*Aim*:
Copy the data below exactly, omitting any picture it contains.

*Given information*:
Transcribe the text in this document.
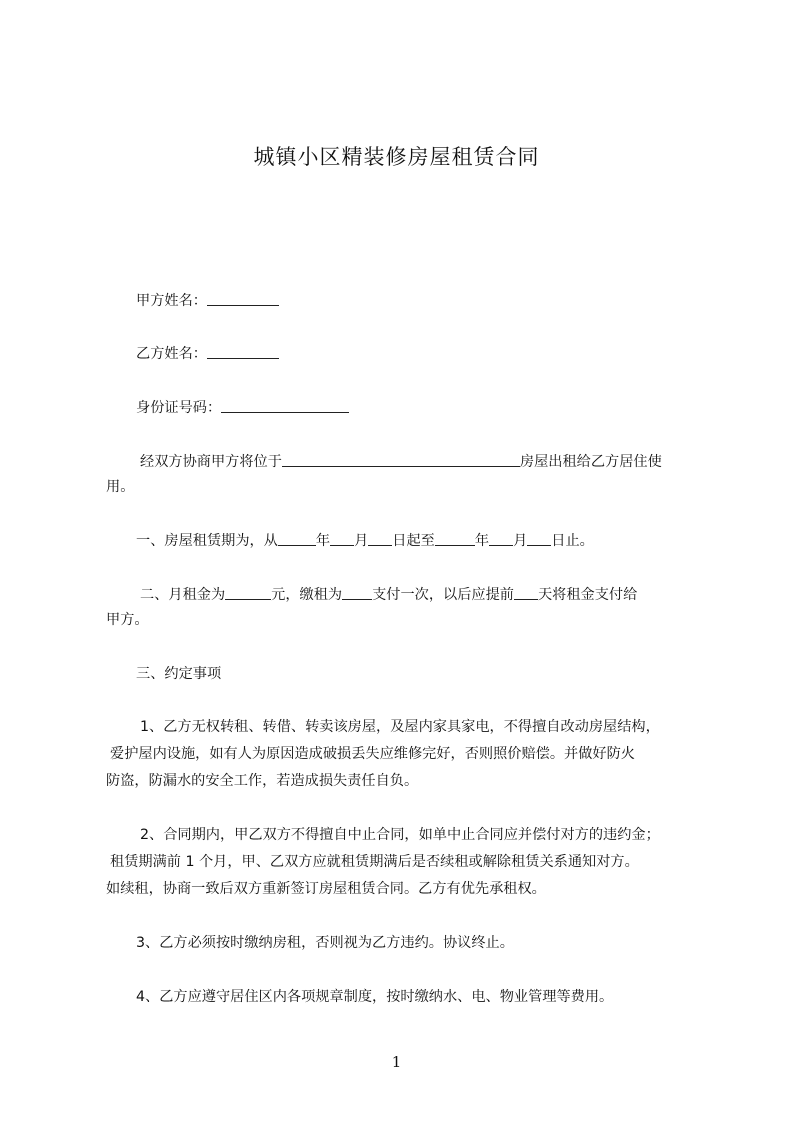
城镇小区精装修房屋租赁合同
甲方姓名：
乙方姓名：
身份证号码：
经双方协商甲方将位于	房屋出租给乙方居住使
用。
一、房屋租赁期为，从	年 月 日起至	年 月 日止。
二、月租金为	元，缴租为 支付一次，以后应提前 天将租金支付给
甲方。
三、约定事项
1、乙方无权转租、转借、转卖该房屋，及屋内家具家电，不得擅自改动房屋结构，
爱护屋内设施，如有人为原因造成破损丢失应维修完好，否则照价赔偿。并做好防火
防盗，防漏水的安全工作，若造成损失责任自负。
2、合同期内，甲乙双方不得擅自中止合同，如单中止合同应并偿付对方的违约金；
租赁期满前 1 个月，甲、乙双方应就租赁期满后是否续租或解除租赁关系通知对方。
如续租，协商一致后双方重新签订房屋租赁合同。乙方有优先承租权。
3、乙方必须按时缴纳房租，否则视为乙方违约。协议终止。
4、乙方应遵守居住区内各项规章制度，按时缴纳水、电、物业管理等费用。
1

*Correct answer*:
Transcribe the text in this document.
城镇小区精装修房屋租赁合同
甲方姓名：
乙方姓名：
身份证号码：
经双方协商甲方将位于	房屋出租给乙方居住使
用。
一、房屋租赁期为，从	年 月 日起至	年 月 日止。
二、月租金为	元，缴租为 支付一次，以后应提前 天将租金支付给
甲方。
三、约定事项
1、乙方无权转租、转借、转卖该房屋，及屋内家具家电，不得擅自改动房屋结构，
爱护屋内设施，如有人为原因造成破损丢失应维修完好，否则照价赔偿。并做好防火
防盗，防漏水的安全工作，若造成损失责任自负。
2、合同期内，甲乙双方不得擅自中止合同，如单中止合同应并偿付对方的违约金；
租赁期满前 1 个月，甲、乙双方应就租赁期满后是否续租或解除租赁关系通知对方。
如续租，协商一致后双方重新签订房屋租赁合同。乙方有优先承租权。
3、乙方必须按时缴纳房租，否则视为乙方违约。协议终止。
4、乙方应遵守居住区内各项规章制度，按时缴纳水、电、物业管理等费用。
1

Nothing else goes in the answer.